### Your goal
Each line that holds the word "this" counts once; give the total number of such lines and nothing else.

------ Material provided ------

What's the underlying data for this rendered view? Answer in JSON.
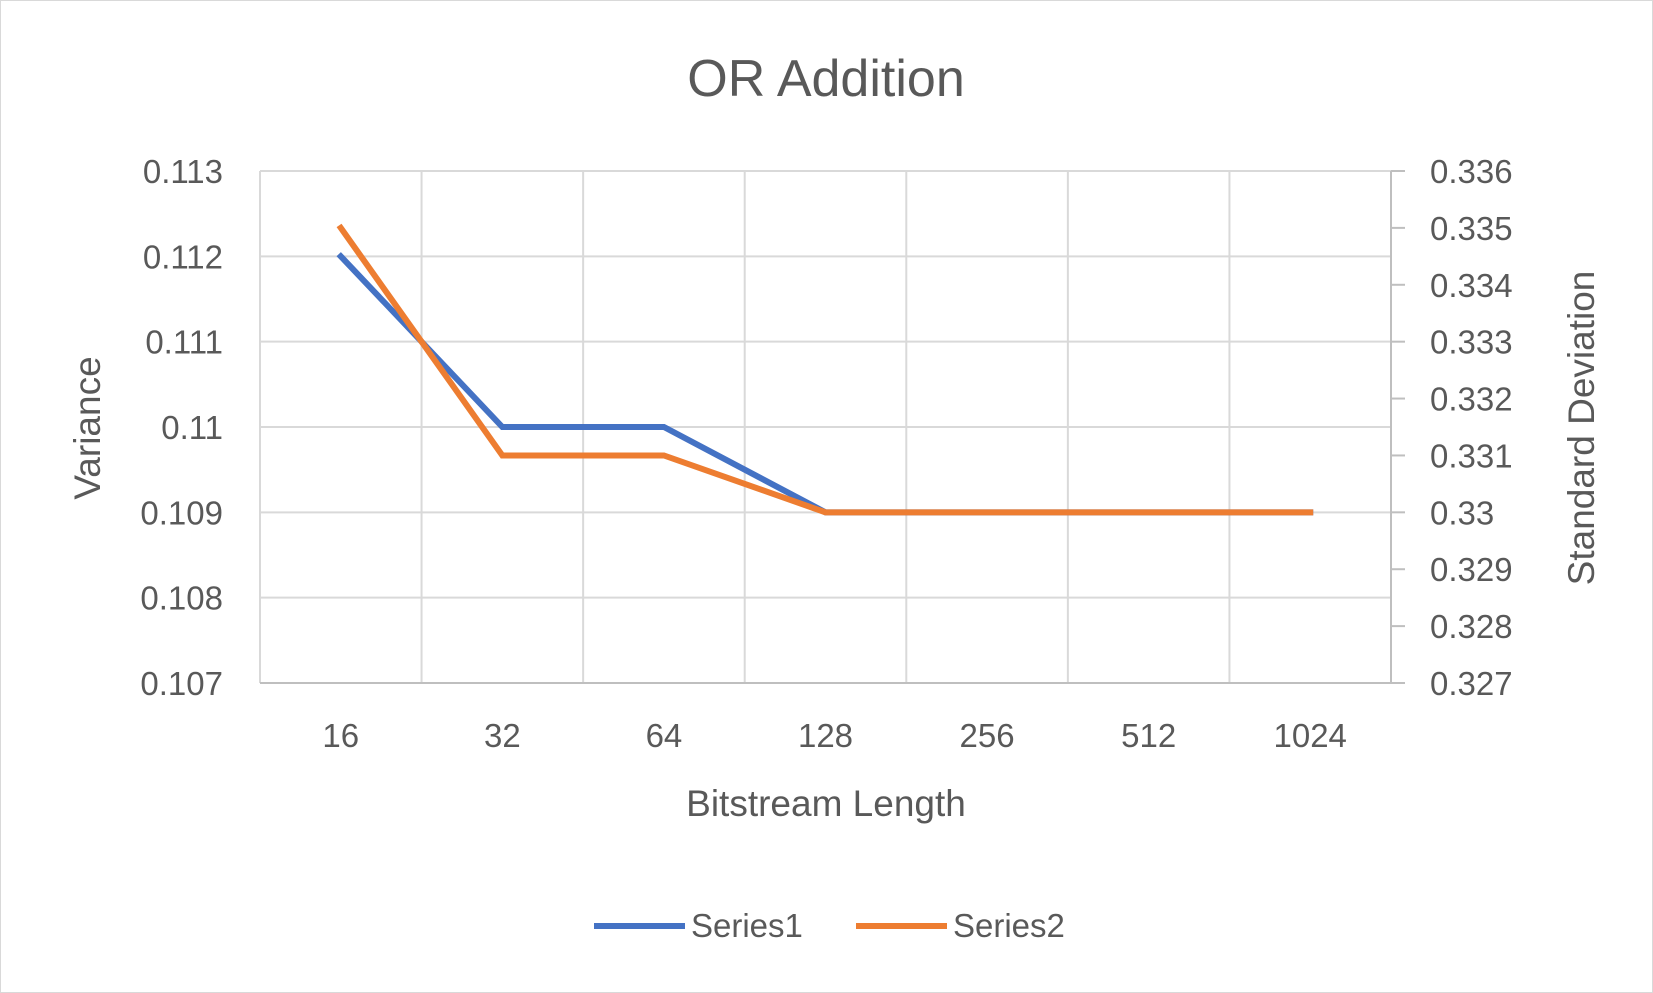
{
  "chart_data": {
    "type": "line",
    "title": "OR Addition",
    "xlabel": "Bitstream Length",
    "ylabel": "Variance",
    "y2label": "Standard Deviation",
    "categories": [
      "16",
      "32",
      "64",
      "128",
      "256",
      "512",
      "1024"
    ],
    "ylim": [
      0.107,
      0.113
    ],
    "y_ticks": [
      "0.107",
      "0.108",
      "0.109",
      "0.11",
      "0.111",
      "0.112",
      "0.113"
    ],
    "y2lim": [
      0.327,
      0.336
    ],
    "y2_ticks": [
      "0.327",
      "0.328",
      "0.329",
      "0.33",
      "0.331",
      "0.332",
      "0.333",
      "0.334",
      "0.335",
      "0.336"
    ],
    "grid": true,
    "legend_position": "bottom",
    "series": [
      {
        "name": "Series1",
        "axis": "primary",
        "color": "#4472c4",
        "values": [
          0.112,
          0.11,
          0.11,
          0.109,
          0.109,
          0.109,
          0.109
        ]
      },
      {
        "name": "Series2",
        "axis": "secondary",
        "color": "#ed7d31",
        "values": [
          0.335,
          0.331,
          0.331,
          0.33,
          0.33,
          0.33,
          0.33
        ]
      }
    ]
  }
}
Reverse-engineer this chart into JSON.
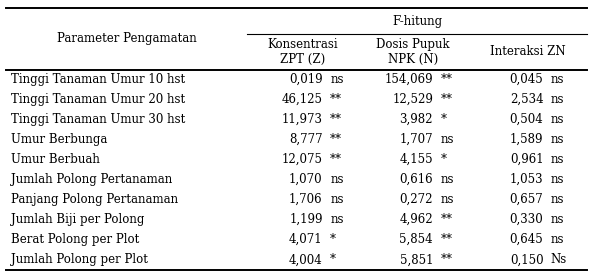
{
  "title": "F-hitung",
  "header_param": "Parameter Pengamatan",
  "header_z": "Konsentrasi\nZPT (Z)",
  "header_n": "Dosis Pupuk\nNPK (N)",
  "header_zn": "Interaksi ZN",
  "rows": [
    [
      "Tinggi Tanaman Umur 10 hst",
      "0,019",
      "ns",
      "154,069",
      "**",
      "0,045",
      "ns"
    ],
    [
      "Tinggi Tanaman Umur 20 hst",
      "46,125",
      "**",
      "12,529",
      "**",
      "2,534",
      "ns"
    ],
    [
      "Tinggi Tanaman Umur 30 hst",
      "11,973",
      "**",
      "3,982",
      "*",
      "0,504",
      "ns"
    ],
    [
      "Umur Berbunga",
      "8,777",
      "**",
      "1,707",
      "ns",
      "1,589",
      "ns"
    ],
    [
      "Umur Berbuah",
      "12,075",
      "**",
      "4,155",
      "*",
      "0,961",
      "ns"
    ],
    [
      "Jumlah Polong Pertanaman",
      "1,070",
      "ns",
      "0,616",
      "ns",
      "1,053",
      "ns"
    ],
    [
      "Panjang Polong Pertanaman",
      "1,706",
      "ns",
      "0,272",
      "ns",
      "0,657",
      "ns"
    ],
    [
      "Jumlah Biji per Polong",
      "1,199",
      "ns",
      "4,962",
      "**",
      "0,330",
      "ns"
    ],
    [
      "Berat Polong per Plot",
      "4,071",
      "*",
      "5,854",
      "**",
      "0,645",
      "ns"
    ],
    [
      "Jumlah Polong per Plot",
      "4,004",
      "*",
      "5,851",
      "**",
      "0,150",
      "Ns"
    ]
  ],
  "bg_color": "#ffffff",
  "font_family": "serif",
  "fontsize": 8.5,
  "col_splits": [
    0.0,
    0.415,
    0.605,
    0.795,
    1.0
  ]
}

------

### Correct result
2